Records shown –
═══

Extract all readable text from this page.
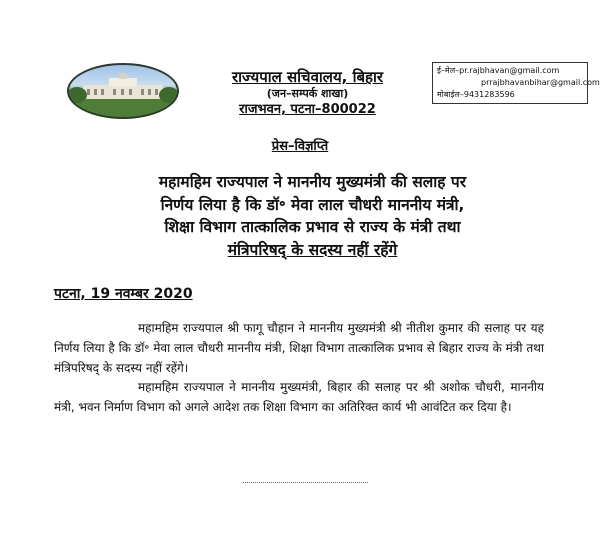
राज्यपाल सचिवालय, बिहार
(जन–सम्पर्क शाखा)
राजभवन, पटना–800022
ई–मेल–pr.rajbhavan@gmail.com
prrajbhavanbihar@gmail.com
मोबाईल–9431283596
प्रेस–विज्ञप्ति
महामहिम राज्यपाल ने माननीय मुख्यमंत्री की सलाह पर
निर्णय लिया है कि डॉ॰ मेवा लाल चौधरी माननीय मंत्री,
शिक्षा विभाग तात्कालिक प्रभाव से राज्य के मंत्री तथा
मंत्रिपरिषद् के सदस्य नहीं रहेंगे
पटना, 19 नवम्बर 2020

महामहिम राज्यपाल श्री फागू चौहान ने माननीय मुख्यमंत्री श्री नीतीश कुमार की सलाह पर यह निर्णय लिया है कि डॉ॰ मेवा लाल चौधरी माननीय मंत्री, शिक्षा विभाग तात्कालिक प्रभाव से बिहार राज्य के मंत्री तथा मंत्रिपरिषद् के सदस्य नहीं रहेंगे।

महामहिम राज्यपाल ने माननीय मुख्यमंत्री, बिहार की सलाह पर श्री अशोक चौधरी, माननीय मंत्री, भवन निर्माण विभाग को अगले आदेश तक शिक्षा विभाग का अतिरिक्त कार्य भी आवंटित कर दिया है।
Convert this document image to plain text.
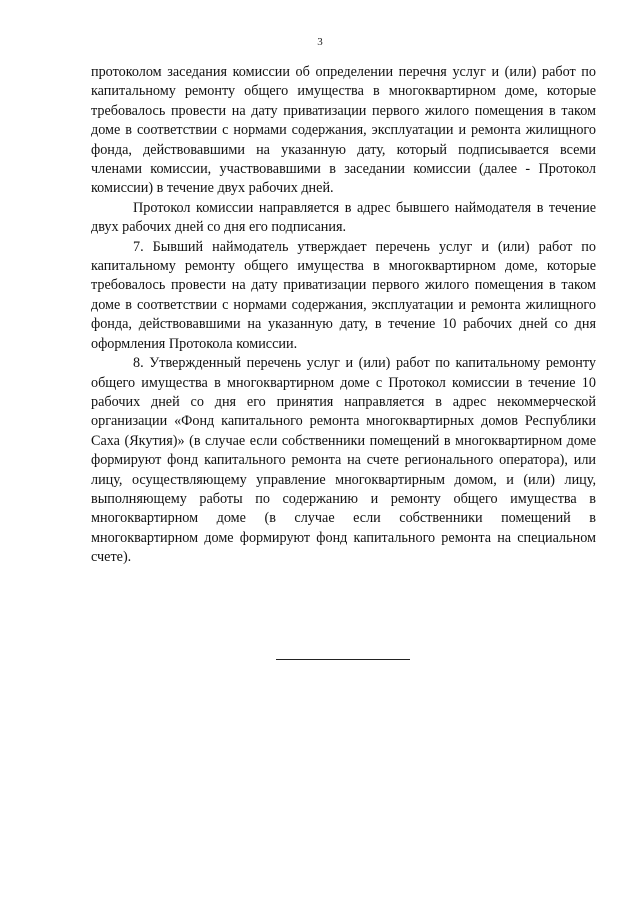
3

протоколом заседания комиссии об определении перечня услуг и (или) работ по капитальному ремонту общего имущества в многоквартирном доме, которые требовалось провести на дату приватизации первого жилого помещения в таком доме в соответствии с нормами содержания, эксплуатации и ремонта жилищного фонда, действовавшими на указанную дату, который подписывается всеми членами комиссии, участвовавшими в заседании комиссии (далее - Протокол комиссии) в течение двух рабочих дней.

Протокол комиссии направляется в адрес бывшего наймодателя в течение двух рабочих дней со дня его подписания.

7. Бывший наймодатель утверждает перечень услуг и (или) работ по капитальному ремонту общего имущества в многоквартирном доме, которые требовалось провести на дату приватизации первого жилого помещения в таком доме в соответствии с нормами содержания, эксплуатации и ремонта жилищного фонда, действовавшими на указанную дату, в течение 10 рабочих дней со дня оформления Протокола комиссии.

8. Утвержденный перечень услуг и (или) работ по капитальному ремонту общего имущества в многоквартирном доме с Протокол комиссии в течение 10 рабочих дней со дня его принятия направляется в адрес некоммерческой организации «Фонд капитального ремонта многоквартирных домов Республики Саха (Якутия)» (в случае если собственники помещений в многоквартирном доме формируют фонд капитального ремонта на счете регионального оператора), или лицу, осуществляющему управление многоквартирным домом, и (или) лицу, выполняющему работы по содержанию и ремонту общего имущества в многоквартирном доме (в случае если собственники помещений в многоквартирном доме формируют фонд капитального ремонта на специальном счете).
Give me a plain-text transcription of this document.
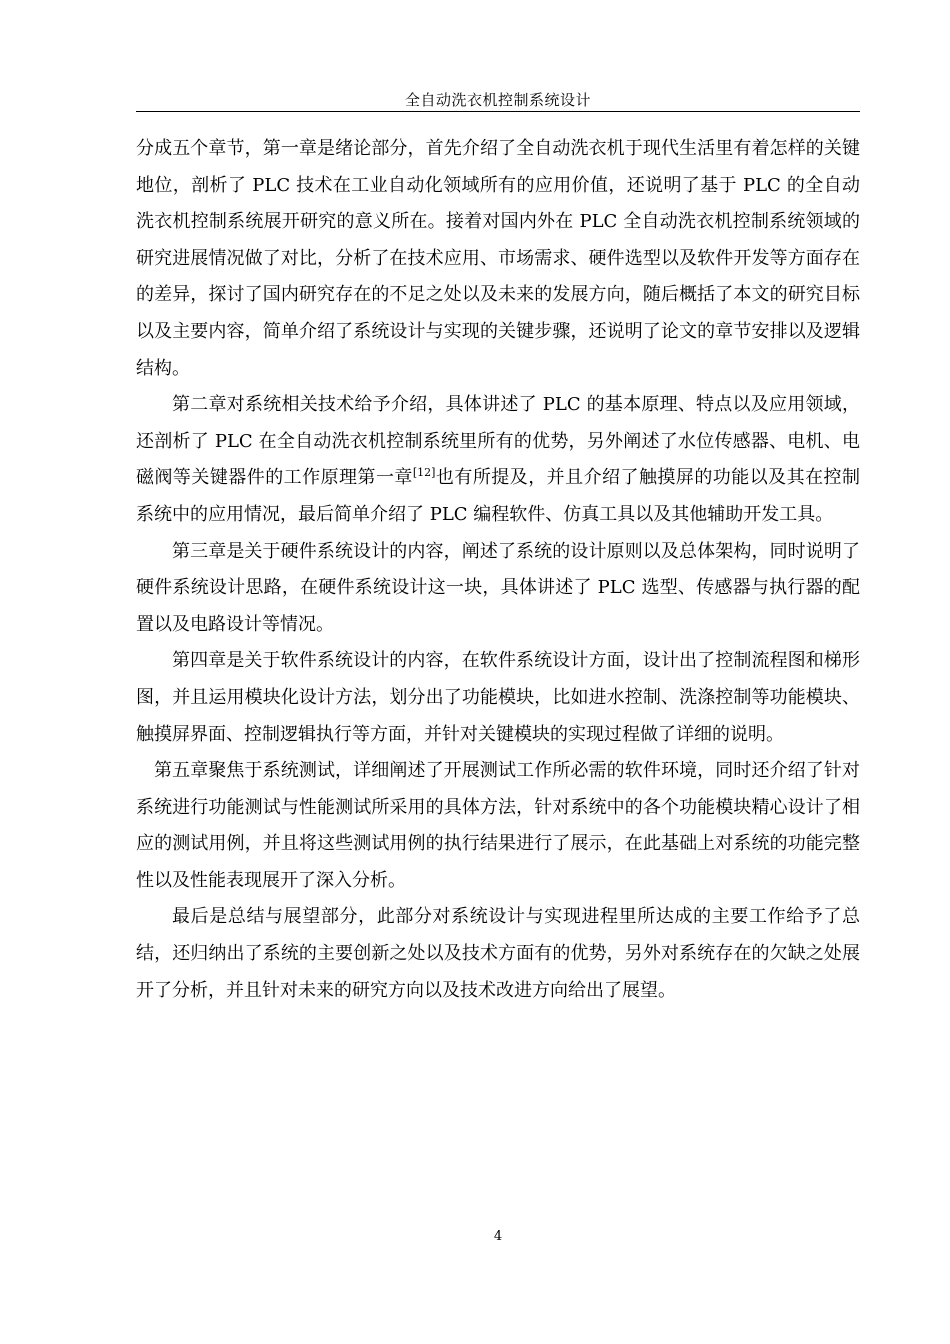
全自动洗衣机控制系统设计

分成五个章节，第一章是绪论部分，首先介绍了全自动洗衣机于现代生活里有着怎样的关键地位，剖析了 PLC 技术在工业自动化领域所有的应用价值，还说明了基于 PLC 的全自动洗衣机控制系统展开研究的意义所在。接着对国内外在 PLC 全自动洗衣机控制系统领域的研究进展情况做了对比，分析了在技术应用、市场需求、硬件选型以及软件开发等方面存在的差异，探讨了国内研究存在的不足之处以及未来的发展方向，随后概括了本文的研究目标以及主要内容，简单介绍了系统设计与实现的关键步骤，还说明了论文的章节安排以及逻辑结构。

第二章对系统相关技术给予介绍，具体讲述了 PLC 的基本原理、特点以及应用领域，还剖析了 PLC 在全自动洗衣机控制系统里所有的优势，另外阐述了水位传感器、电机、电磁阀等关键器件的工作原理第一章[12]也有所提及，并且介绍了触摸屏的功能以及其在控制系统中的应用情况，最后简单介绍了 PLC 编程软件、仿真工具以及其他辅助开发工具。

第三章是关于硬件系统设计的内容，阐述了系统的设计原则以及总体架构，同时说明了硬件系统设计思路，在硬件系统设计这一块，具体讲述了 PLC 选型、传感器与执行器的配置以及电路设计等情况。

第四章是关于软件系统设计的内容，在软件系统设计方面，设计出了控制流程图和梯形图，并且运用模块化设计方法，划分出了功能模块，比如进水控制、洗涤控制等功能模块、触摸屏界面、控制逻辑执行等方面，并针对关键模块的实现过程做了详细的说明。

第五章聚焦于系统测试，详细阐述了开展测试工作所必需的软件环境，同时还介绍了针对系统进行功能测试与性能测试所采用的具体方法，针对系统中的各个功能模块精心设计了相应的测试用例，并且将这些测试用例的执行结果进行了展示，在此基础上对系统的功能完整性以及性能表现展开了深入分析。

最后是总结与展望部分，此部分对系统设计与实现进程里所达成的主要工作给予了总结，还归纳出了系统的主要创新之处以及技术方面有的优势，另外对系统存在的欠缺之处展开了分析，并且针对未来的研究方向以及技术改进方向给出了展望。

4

═══

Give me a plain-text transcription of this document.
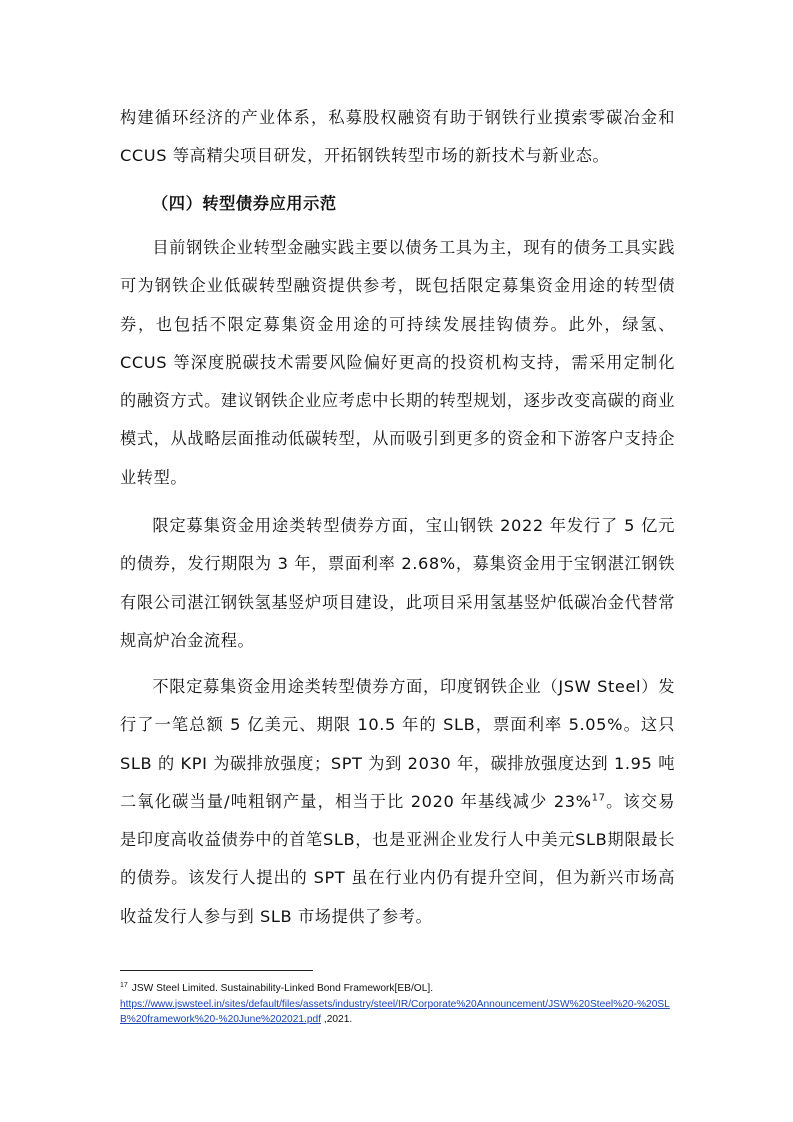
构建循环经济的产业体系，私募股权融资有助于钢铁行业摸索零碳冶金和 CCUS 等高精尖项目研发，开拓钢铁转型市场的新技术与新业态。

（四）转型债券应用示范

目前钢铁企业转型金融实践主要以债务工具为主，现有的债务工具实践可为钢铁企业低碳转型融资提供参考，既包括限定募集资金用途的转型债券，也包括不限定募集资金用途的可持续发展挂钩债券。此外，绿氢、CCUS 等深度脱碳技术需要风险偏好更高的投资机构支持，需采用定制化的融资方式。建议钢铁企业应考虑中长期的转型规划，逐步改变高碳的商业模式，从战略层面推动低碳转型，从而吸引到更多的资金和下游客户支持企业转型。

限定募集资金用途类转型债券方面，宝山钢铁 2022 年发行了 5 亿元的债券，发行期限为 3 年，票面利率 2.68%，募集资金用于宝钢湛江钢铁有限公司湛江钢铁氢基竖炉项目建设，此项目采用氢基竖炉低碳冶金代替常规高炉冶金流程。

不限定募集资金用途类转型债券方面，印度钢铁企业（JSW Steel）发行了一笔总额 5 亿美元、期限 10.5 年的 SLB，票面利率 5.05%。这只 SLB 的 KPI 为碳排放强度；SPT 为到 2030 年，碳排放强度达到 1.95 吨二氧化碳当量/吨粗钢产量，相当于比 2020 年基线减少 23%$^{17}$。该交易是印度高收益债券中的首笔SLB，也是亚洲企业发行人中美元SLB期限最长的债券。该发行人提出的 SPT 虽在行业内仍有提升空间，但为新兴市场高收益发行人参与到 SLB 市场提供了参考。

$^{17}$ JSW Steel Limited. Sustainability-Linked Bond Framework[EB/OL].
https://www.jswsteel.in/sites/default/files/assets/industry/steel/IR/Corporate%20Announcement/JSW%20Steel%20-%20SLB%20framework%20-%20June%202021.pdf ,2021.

═══

Instructions for the task –
Wherever a line in the data above holds "具体讲述了", copy that line.

Result for this task –
第二章对系统相关技术给予介绍，具体讲述了 PLC 的基本原理、特点以及应用领域，还剖析了 PLC 在全自动洗衣机控制系统里所有的优势，另外阐述了水位传感器、电机、电磁阀等关键器件的工作原理第一章[12]也有所提及，并且介绍了触摸屏的功能以及其在控制系统中的应用情况，最后简单介绍了 PLC 编程软件、仿真工具以及其他辅助开发工具。
第三章是关于硬件系统设计的内容，阐述了系统的设计原则以及总体架构，同时说明了硬件系统设计思路，在硬件系统设计这一块，具体讲述了 PLC 选型、传感器与执行器的配置以及电路设计等情况。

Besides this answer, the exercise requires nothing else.